Problem details:
All of the lines below are to be transcribed faithfully, with pictures excluded from the copy.

Data lines:
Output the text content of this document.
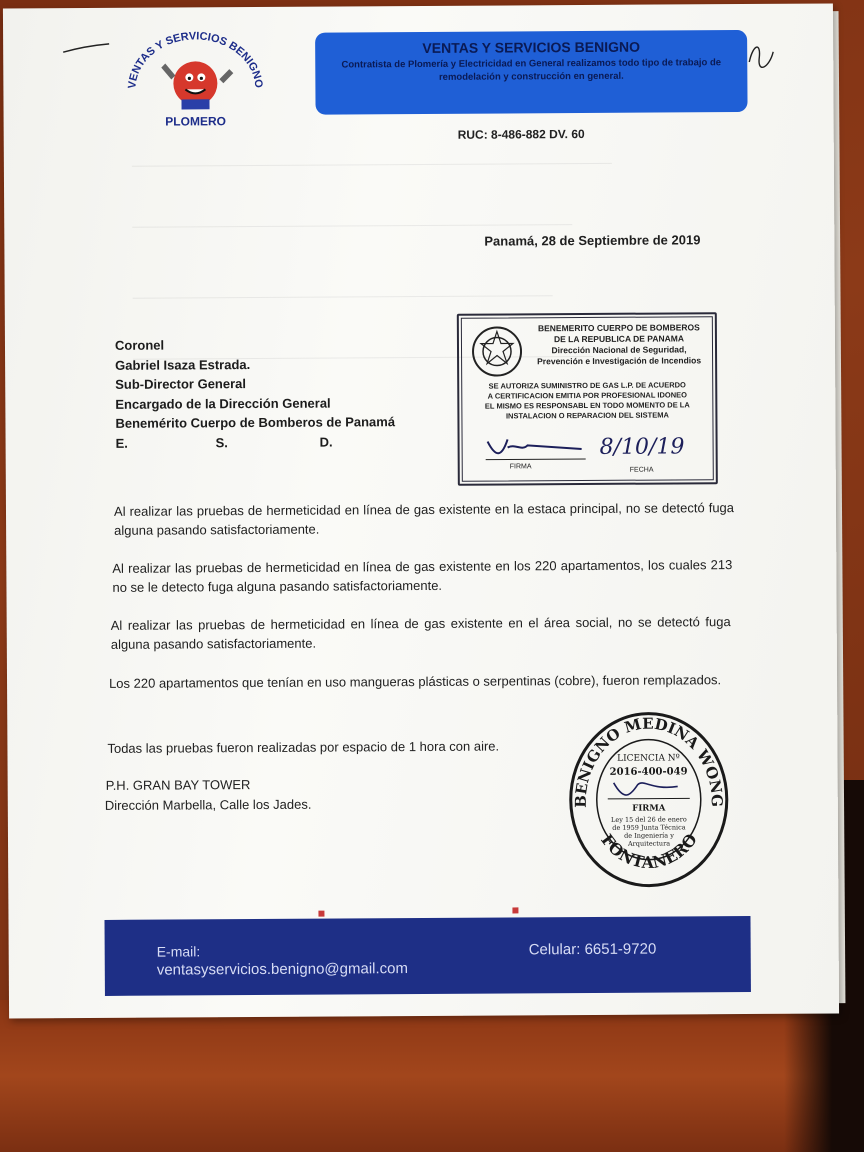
VENTAS Y SERVICIOS BENIGNO
PLOMERO
VENTAS Y SERVICIOS BENIGNO
Contratista de Plomería y Electricidad en General realizamos todo tipo de trabajo de remodelación y construcción en general.
RUC: 8-486-882 DV. 60
Panamá, 28 de Septiembre de 2019
Coronel
Gabriel Isaza Estrada.
Sub-Director General
Encargado de la Dirección General
Benemérito Cuerpo de Bomberos de Panamá
E.	S.	D.
BENEMERITO CUERPO DE BOMBEROS
DE LA REPUBLICA DE PANAMA
Dirección Nacional de Seguridad,
Prevención e Investigación de Incendios
SE AUTORIZA SUMINISTRO DE GAS L.P. DE ACUERDO
A CERTIFICACION EMITIA POR PROFESIONAL IDONEO
EL MISMO ES RESPONSABL EN TODO MOMENTO DE LA
INSTALACION O REPARACION DEL SISTEMA
8/10/19
FIRMA	FECHA
Al realizar las pruebas de hermeticidad en línea de gas existente en la estaca principal, no se detectó fuga alguna pasando satisfactoriamente.
Al realizar las pruebas de hermeticidad en línea de gas existente en los 220 apartamentos, los cuales 213 no se le detecto fuga alguna pasando satisfactoriamente.
Al realizar las pruebas de hermeticidad en línea de gas existente en el área social, no se detectó fuga alguna pasando satisfactoriamente.
Los 220 apartamentos que tenían en uso mangueras plásticas o serpentinas (cobre), fueron remplazados.
Todas las pruebas fueron realizadas por espacio de 1 hora con aire.
P.H. GRAN BAY TOWER
Dirección Marbella, Calle los Jades.	BENIGNO MEDINA WONG
FONTANERO
LICENCIA Nº
2016-400-049
FIRMA
Ley 15 del 26 de enero
de 1959 Junta Técnica
de Ingeniería y
Arquitectura
E-mail:
ventasyservicios.benigno@gmail.com
Celular: 6651-9720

Worked answer:
Output the text content of this document.
VENTAS Y SERVICIOS BENIGNO
PLOMERO
VENTAS Y SERVICIOS BENIGNO
Contratista de Plomería y Electricidad en General realizamos todo tipo de trabajo de remodelación y construcción en general.
RUC: 8-486-882 DV. 60
Panamá, 28 de Septiembre de 2019
Coronel
Gabriel Isaza Estrada.
Sub-Director General
Encargado de la Dirección General
Benemérito Cuerpo de Bomberos de Panamá
E.	S.	D.
BENEMERITO CUERPO DE BOMBEROS
DE LA REPUBLICA DE PANAMA
Dirección Nacional de Seguridad,
Prevención e Investigación de Incendios
SE AUTORIZA SUMINISTRO DE GAS L.P. DE ACUERDO
A CERTIFICACION EMITIA POR PROFESIONAL IDONEO
EL MISMO ES RESPONSABL EN TODO MOMENTO DE LA
INSTALACION O REPARACION DEL SISTEMA
8/10/19
FIRMA	FECHA
Al realizar las pruebas de hermeticidad en línea de gas existente en la estaca principal, no se detectó fuga alguna pasando satisfactoriamente.
Al realizar las pruebas de hermeticidad en línea de gas existente en los 220 apartamentos, los cuales 213 no se le detecto fuga alguna pasando satisfactoriamente.
Al realizar las pruebas de hermeticidad en línea de gas existente en el área social, no se detectó fuga alguna pasando satisfactoriamente.
Los 220 apartamentos que tenían en uso mangueras plásticas o serpentinas (cobre), fueron remplazados.
Todas las pruebas fueron realizadas por espacio de 1 hora con aire.
P.H. GRAN BAY TOWER
Dirección Marbella, Calle los Jades.	BENIGNO MEDINA WONG
FONTANERO
LICENCIA Nº
2016-400-049
FIRMA
Ley 15 del 26 de enero
de 1959 Junta Técnica
de Ingeniería y
Arquitectura
E-mail:
ventasyservicios.benigno@gmail.com
Celular: 6651-9720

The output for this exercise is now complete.